--- Start of Records ---

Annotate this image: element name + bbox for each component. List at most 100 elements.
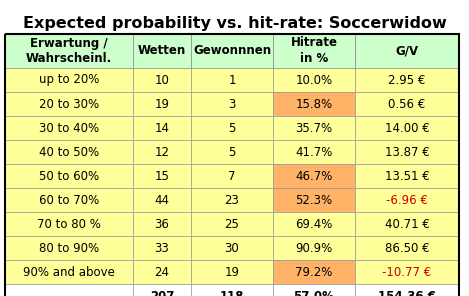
Text: 1: 1 xyxy=(228,73,236,86)
Text: Expected probability vs. hit-rate: Soccerwidow: Expected probability vs. hit-rate: Socce… xyxy=(23,16,446,31)
Bar xyxy=(273,188,355,212)
Text: -10.77 €: -10.77 € xyxy=(382,266,431,279)
Text: 5: 5 xyxy=(228,146,236,158)
Text: G/V: G/V xyxy=(395,44,418,57)
Bar xyxy=(5,92,133,116)
Bar xyxy=(5,236,133,260)
Bar xyxy=(5,140,133,164)
Bar xyxy=(5,68,133,92)
Text: 14.00 €: 14.00 € xyxy=(385,121,430,134)
Bar xyxy=(273,68,355,92)
Bar xyxy=(273,260,355,284)
Text: 118: 118 xyxy=(220,289,244,296)
Text: 70 to 80 %: 70 to 80 % xyxy=(37,218,101,231)
Text: 90% and above: 90% and above xyxy=(23,266,115,279)
Bar xyxy=(273,116,355,140)
Bar xyxy=(273,212,355,236)
Bar xyxy=(133,212,191,236)
Bar xyxy=(355,34,459,68)
Text: 154.36 €: 154.36 € xyxy=(378,289,436,296)
Text: 69.4%: 69.4% xyxy=(295,218,333,231)
Bar xyxy=(273,284,355,296)
Text: 40 to 50%: 40 to 50% xyxy=(39,146,99,158)
Text: 14: 14 xyxy=(154,121,169,134)
Bar xyxy=(191,212,273,236)
Bar xyxy=(355,140,459,164)
Bar xyxy=(273,34,355,68)
Bar xyxy=(191,284,273,296)
Text: 57.0%: 57.0% xyxy=(294,289,334,296)
Bar xyxy=(191,260,273,284)
Bar xyxy=(191,116,273,140)
Text: 40.71 €: 40.71 € xyxy=(385,218,430,231)
Text: 90.9%: 90.9% xyxy=(295,242,333,255)
Bar xyxy=(5,116,133,140)
Text: 36: 36 xyxy=(155,218,169,231)
Text: 13.51 €: 13.51 € xyxy=(385,170,430,183)
Text: 3: 3 xyxy=(228,97,236,110)
Text: 13.87 €: 13.87 € xyxy=(385,146,430,158)
Bar xyxy=(355,68,459,92)
Bar xyxy=(191,236,273,260)
Text: 30: 30 xyxy=(225,242,239,255)
Text: 24: 24 xyxy=(154,266,169,279)
Bar xyxy=(5,188,133,212)
Text: 41.7%: 41.7% xyxy=(295,146,333,158)
Bar xyxy=(5,284,133,296)
Bar xyxy=(5,260,133,284)
Bar xyxy=(133,164,191,188)
Bar xyxy=(133,236,191,260)
Text: 10.0%: 10.0% xyxy=(295,73,333,86)
Text: 86.50 €: 86.50 € xyxy=(385,242,429,255)
Bar xyxy=(133,92,191,116)
Bar xyxy=(355,212,459,236)
Bar xyxy=(355,164,459,188)
Text: 15: 15 xyxy=(155,170,169,183)
Bar xyxy=(273,164,355,188)
Text: 207: 207 xyxy=(150,289,174,296)
Text: -6.96 €: -6.96 € xyxy=(386,194,428,207)
Bar xyxy=(133,188,191,212)
Bar xyxy=(191,34,273,68)
Bar xyxy=(5,34,133,68)
Bar xyxy=(355,236,459,260)
Bar xyxy=(355,284,459,296)
Text: Erwartung /
Wahrscheinl.: Erwartung / Wahrscheinl. xyxy=(26,36,112,65)
Text: 10: 10 xyxy=(155,73,169,86)
Bar xyxy=(191,140,273,164)
Text: 44: 44 xyxy=(154,194,169,207)
Bar xyxy=(355,116,459,140)
Bar xyxy=(273,140,355,164)
Text: up to 20%: up to 20% xyxy=(39,73,99,86)
Text: 5: 5 xyxy=(228,121,236,134)
Text: 25: 25 xyxy=(225,218,240,231)
Text: 80 to 90%: 80 to 90% xyxy=(39,242,99,255)
Text: 35.7%: 35.7% xyxy=(295,121,333,134)
Bar xyxy=(191,92,273,116)
Text: 15.8%: 15.8% xyxy=(295,97,333,110)
Text: 50 to 60%: 50 to 60% xyxy=(39,170,99,183)
Text: 19: 19 xyxy=(154,97,169,110)
Text: 7: 7 xyxy=(228,170,236,183)
Bar xyxy=(5,212,133,236)
Text: 19: 19 xyxy=(225,266,240,279)
Bar xyxy=(355,188,459,212)
Text: 33: 33 xyxy=(155,242,169,255)
Text: Gewonnnen: Gewonnnen xyxy=(193,44,271,57)
Text: 60 to 70%: 60 to 70% xyxy=(39,194,99,207)
Text: Hitrate
in %: Hitrate in % xyxy=(290,36,338,65)
Bar xyxy=(191,188,273,212)
Text: 30 to 40%: 30 to 40% xyxy=(39,121,99,134)
Text: 0.56 €: 0.56 € xyxy=(388,97,426,110)
Bar xyxy=(133,116,191,140)
Text: 2.95 €: 2.95 € xyxy=(388,73,426,86)
Bar xyxy=(191,68,273,92)
Text: 20 to 30%: 20 to 30% xyxy=(39,97,99,110)
Bar xyxy=(133,34,191,68)
Text: 12: 12 xyxy=(154,146,169,158)
Bar xyxy=(133,140,191,164)
Text: 79.2%: 79.2% xyxy=(295,266,333,279)
Bar xyxy=(273,92,355,116)
Bar xyxy=(355,92,459,116)
Text: Wetten: Wetten xyxy=(138,44,186,57)
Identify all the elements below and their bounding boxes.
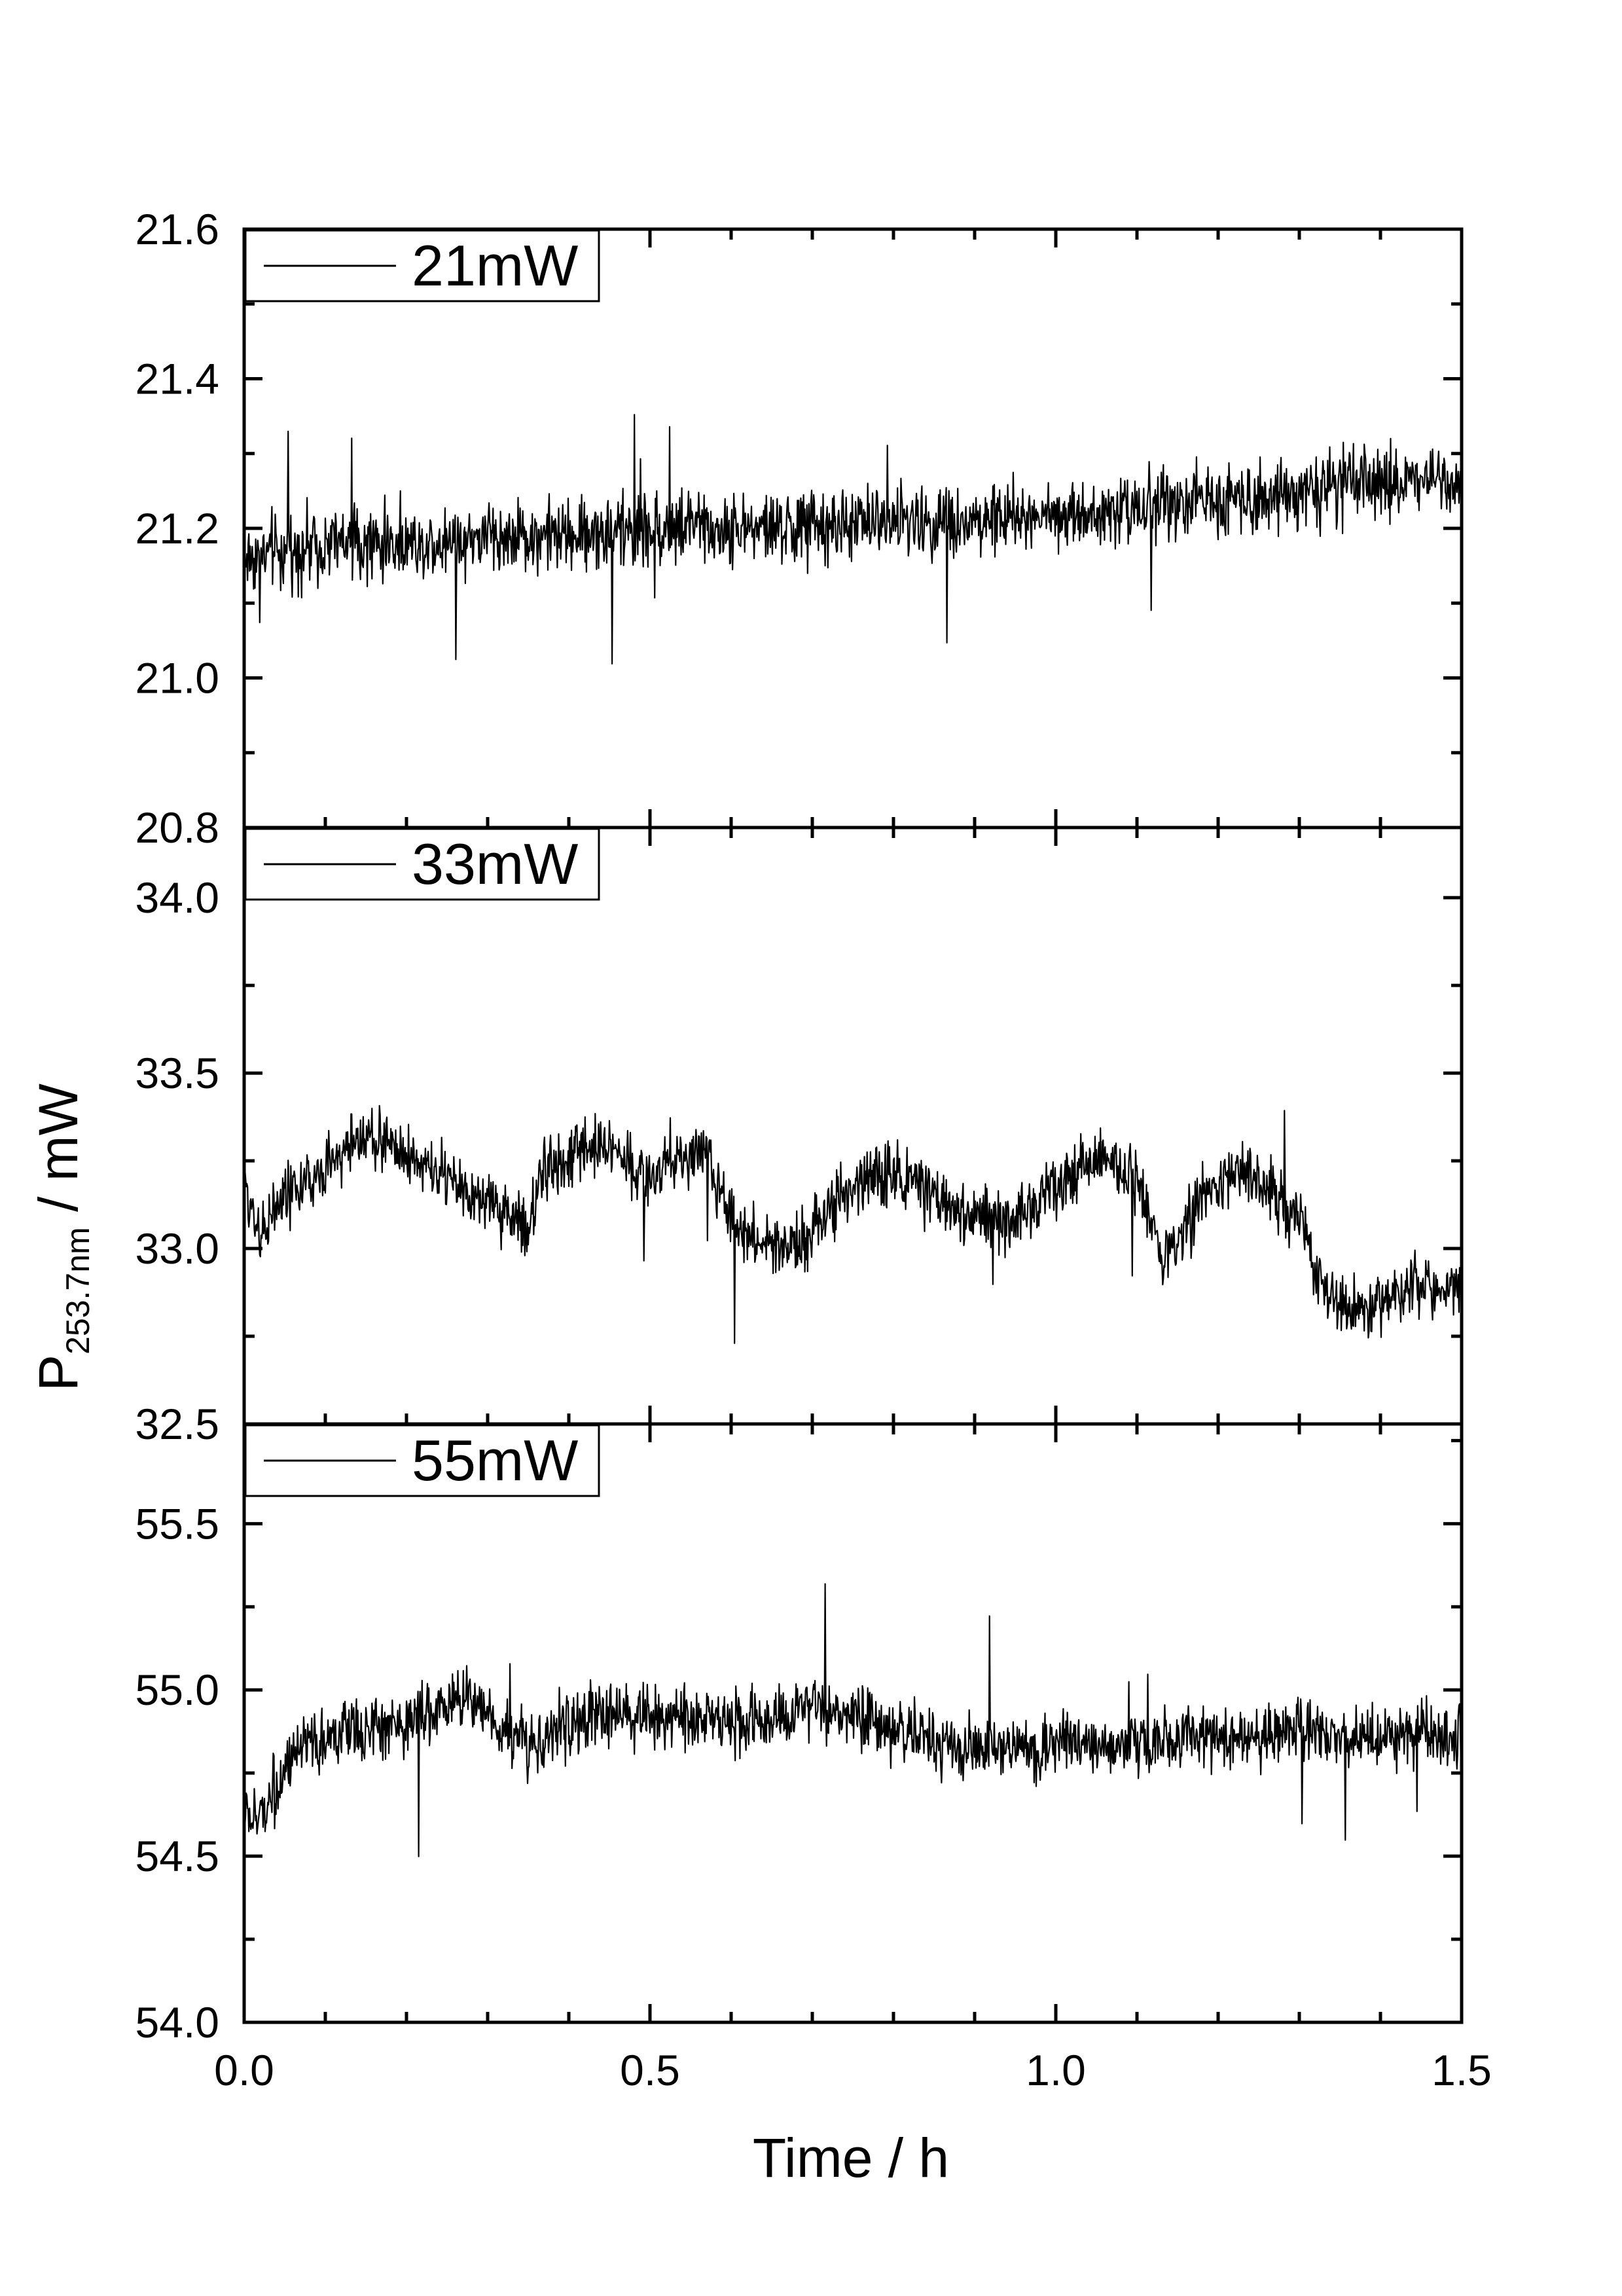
y-tick-label: 21.0 xyxy=(135,654,219,702)
panel-33mW: 32.5 33.0 33.5 34.0 33mW xyxy=(135,826,1464,1448)
legend-label: 33mW xyxy=(412,831,578,896)
x-tick-labels: 0.0 0.5 1.0 1.5 xyxy=(214,2046,1492,2094)
panels-layer: 20.8 21.0 21.2 21.4 21.6 21mW 32.5 33.0 33.5 34.0… xyxy=(135,205,1492,2094)
x-tick-label: 1.5 xyxy=(1432,2046,1492,2094)
y-axis-title: P253.7nm / mW xyxy=(27,1084,96,1391)
panel-frame xyxy=(242,1422,1464,2024)
y-tick-label: 32.5 xyxy=(135,1400,219,1448)
series-line-33mW xyxy=(243,1104,1463,1344)
x-axis-title: Time / h xyxy=(753,2127,949,2189)
legend: 21mW xyxy=(244,229,600,302)
series-line-21mW xyxy=(243,414,1463,665)
y-tick-label: 34.0 xyxy=(135,873,219,922)
y-tick-label: 55.0 xyxy=(135,1666,219,1714)
legend: 33mW xyxy=(244,828,600,901)
y-tick-label: 20.8 xyxy=(135,803,219,852)
x-tick-label: 1.0 xyxy=(1026,2046,1086,2094)
panel-21mW: 20.8 21.0 21.2 21.4 21.6 21mW xyxy=(135,205,1464,852)
y-tick-label: 54.5 xyxy=(135,1832,219,1880)
panel-55mW: 54.0 54.5 55.0 55.5 55mW xyxy=(135,1422,1464,2047)
y-tick-label: 54.0 xyxy=(135,1998,219,2047)
y-tick-label: 21.4 xyxy=(135,355,219,403)
y-tick-label: 33.0 xyxy=(135,1224,219,1273)
y-tick-label: 21.6 xyxy=(135,205,219,253)
legend-label: 21mW xyxy=(412,233,578,298)
y-tick-label: 33.5 xyxy=(135,1049,219,1097)
x-tick-label: 0.0 xyxy=(214,2046,274,2094)
legend: 55mW xyxy=(244,1424,600,1497)
series-line-55mW xyxy=(243,1583,1463,1857)
y-tick-label: 21.2 xyxy=(135,504,219,553)
y-tick-label: 55.5 xyxy=(135,1499,219,1548)
legend-label: 55mW xyxy=(412,1428,578,1493)
x-tick-label: 0.5 xyxy=(620,2046,680,2094)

--- End of Records ---

Reproduce every one of the lines above word for word, leaving out the pictures.

:: Output for this exercise ::
Annotate this image: element name + bbox for each component. List at most 100 elements.
Text: 1: 1 xyxy=(228,73,236,86)
Text: Expected probability vs. hit-rate: Soccerwidow: Expected probability vs. hit-rate: Socce… xyxy=(23,16,446,31)
Bar xyxy=(273,188,355,212)
Text: -10.77 €: -10.77 € xyxy=(382,266,431,279)
Text: 5: 5 xyxy=(228,146,236,158)
Text: G/V: G/V xyxy=(395,44,418,57)
Bar xyxy=(5,92,133,116)
Bar xyxy=(5,236,133,260)
Bar xyxy=(5,140,133,164)
Bar xyxy=(5,68,133,92)
Text: 14.00 €: 14.00 € xyxy=(385,121,430,134)
Bar xyxy=(273,68,355,92)
Bar xyxy=(273,260,355,284)
Text: 118: 118 xyxy=(220,289,244,296)
Text: 70 to 80 %: 70 to 80 % xyxy=(37,218,101,231)
Text: 90% and above: 90% and above xyxy=(23,266,115,279)
Bar xyxy=(273,116,355,140)
Bar xyxy=(273,212,355,236)
Bar xyxy=(133,212,191,236)
Bar xyxy=(355,34,459,68)
Text: 154.36 €: 154.36 € xyxy=(378,289,436,296)
Text: 69.4%: 69.4% xyxy=(295,218,333,231)
Bar xyxy=(273,284,355,296)
Text: 40 to 50%: 40 to 50% xyxy=(39,146,99,158)
Text: 14: 14 xyxy=(154,121,169,134)
Bar xyxy=(191,212,273,236)
Bar xyxy=(355,140,459,164)
Bar xyxy=(273,34,355,68)
Bar xyxy=(191,284,273,296)
Text: 57.0%: 57.0% xyxy=(294,289,334,296)
Bar xyxy=(191,260,273,284)
Bar xyxy=(191,116,273,140)
Text: 40.71 €: 40.71 € xyxy=(385,218,430,231)
Text: 90.9%: 90.9% xyxy=(295,242,333,255)
Bar xyxy=(5,116,133,140)
Text: 36: 36 xyxy=(155,218,169,231)
Text: 13.51 €: 13.51 € xyxy=(385,170,430,183)
Text: 3: 3 xyxy=(228,97,236,110)
Text: 13.87 €: 13.87 € xyxy=(385,146,430,158)
Bar xyxy=(355,68,459,92)
Bar xyxy=(191,236,273,260)
Text: 30: 30 xyxy=(225,242,239,255)
Text: 24: 24 xyxy=(154,266,169,279)
Bar xyxy=(5,188,133,212)
Text: 41.7%: 41.7% xyxy=(295,146,333,158)
Bar xyxy=(5,284,133,296)
Bar xyxy=(5,260,133,284)
Bar xyxy=(133,164,191,188)
Bar xyxy=(133,236,191,260)
Text: 10.0%: 10.0% xyxy=(295,73,333,86)
Text: 86.50 €: 86.50 € xyxy=(385,242,429,255)
Bar xyxy=(133,92,191,116)
Bar xyxy=(355,212,459,236)
Bar xyxy=(355,164,459,188)
Text: 15: 15 xyxy=(155,170,169,183)
Bar xyxy=(273,164,355,188)
Text: 207: 207 xyxy=(150,289,174,296)
Text: -6.96 €: -6.96 € xyxy=(386,194,428,207)
Bar xyxy=(133,188,191,212)
Bar xyxy=(191,34,273,68)
Bar xyxy=(5,34,133,68)
Bar xyxy=(355,236,459,260)
Bar xyxy=(355,284,459,296)
Text: Erwartung /
Wahrscheinl.: Erwartung / Wahrscheinl. xyxy=(26,36,112,65)
Text: 10: 10 xyxy=(155,73,169,86)
Bar xyxy=(191,140,273,164)
Text: 44: 44 xyxy=(154,194,169,207)
Bar xyxy=(355,116,459,140)
Bar xyxy=(273,140,355,164)
Text: up to 20%: up to 20% xyxy=(39,73,99,86)
Text: 5: 5 xyxy=(228,121,236,134)
Text: 25: 25 xyxy=(225,218,240,231)
Text: 80 to 90%: 80 to 90% xyxy=(39,242,99,255)
Text: 35.7%: 35.7% xyxy=(295,121,333,134)
Bar xyxy=(191,92,273,116)
Text: 15.8%: 15.8% xyxy=(295,97,333,110)
Text: 50 to 60%: 50 to 60% xyxy=(39,170,99,183)
Text: 19: 19 xyxy=(154,97,169,110)
Text: 7: 7 xyxy=(228,170,236,183)
Bar xyxy=(5,212,133,236)
Text: 19: 19 xyxy=(225,266,240,279)
Bar xyxy=(355,188,459,212)
Text: 33: 33 xyxy=(155,242,169,255)
Text: Gewonnnen: Gewonnnen xyxy=(193,44,271,57)
Text: 60 to 70%: 60 to 70% xyxy=(39,194,99,207)
Text: Hitrate
in %: Hitrate in % xyxy=(290,36,338,65)
Bar xyxy=(191,188,273,212)
Text: 30 to 40%: 30 to 40% xyxy=(39,121,99,134)
Text: 0.56 €: 0.56 € xyxy=(388,97,426,110)
Bar xyxy=(133,116,191,140)
Text: 2.95 €: 2.95 € xyxy=(388,73,426,86)
Bar xyxy=(191,68,273,92)
Text: 20 to 30%: 20 to 30% xyxy=(39,97,99,110)
Bar xyxy=(133,34,191,68)
Text: 12: 12 xyxy=(154,146,169,158)
Bar xyxy=(133,140,191,164)
Text: 79.2%: 79.2% xyxy=(295,266,333,279)
Bar xyxy=(273,92,355,116)
Bar xyxy=(355,92,459,116)
Text: Wetten: Wetten xyxy=(138,44,186,57)
Identify all the elements below and their bounding boxes.
y-tick-label: 21.0 xyxy=(135,654,219,702)
panel-33mW: 32.5 33.0 33.5 34.0 33mW xyxy=(135,826,1464,1448)
legend-label: 33mW xyxy=(412,831,578,896)
x-tick-labels: 0.0 0.5 1.0 1.5 xyxy=(214,2046,1492,2094)
panels-layer: 20.8 21.0 21.2 21.4 21.6 21mW 32.5 33.0 33.5 34.0… xyxy=(135,205,1492,2094)
x-tick-label: 1.5 xyxy=(1432,2046,1492,2094)
y-axis-title: P253.7nm / mW xyxy=(27,1084,96,1391)
panel-frame xyxy=(242,1422,1464,2024)
y-tick-label: 32.5 xyxy=(135,1400,219,1448)
series-line-33mW xyxy=(243,1104,1463,1344)
x-axis-title: Time / h xyxy=(753,2127,949,2189)
legend: 21mW xyxy=(244,229,600,302)
series-line-21mW xyxy=(243,414,1463,665)
y-tick-label: 34.0 xyxy=(135,873,219,922)
y-tick-label: 55.0 xyxy=(135,1666,219,1714)
legend: 33mW xyxy=(244,828,600,901)
y-tick-label: 20.8 xyxy=(135,803,219,852)
x-tick-label: 1.0 xyxy=(1026,2046,1086,2094)
panel-21mW: 20.8 21.0 21.2 21.4 21.6 21mW xyxy=(135,205,1464,852)
y-tick-label: 54.5 xyxy=(135,1832,219,1880)
panel-55mW: 54.0 54.5 55.0 55.5 55mW xyxy=(135,1422,1464,2047)
y-tick-label: 54.0 xyxy=(135,1998,219,2047)
y-tick-label: 21.4 xyxy=(135,355,219,403)
y-tick-label: 33.0 xyxy=(135,1224,219,1273)
y-tick-label: 21.6 xyxy=(135,205,219,253)
legend-label: 21mW xyxy=(412,233,578,298)
y-tick-label: 33.5 xyxy=(135,1049,219,1097)
x-tick-label: 0.0 xyxy=(214,2046,274,2094)
legend: 55mW xyxy=(244,1424,600,1497)
series-line-55mW xyxy=(243,1583,1463,1857)
y-tick-label: 21.2 xyxy=(135,504,219,553)
y-tick-label: 55.5 xyxy=(135,1499,219,1548)
legend-label: 55mW xyxy=(412,1428,578,1493)
x-tick-label: 0.5 xyxy=(620,2046,680,2094)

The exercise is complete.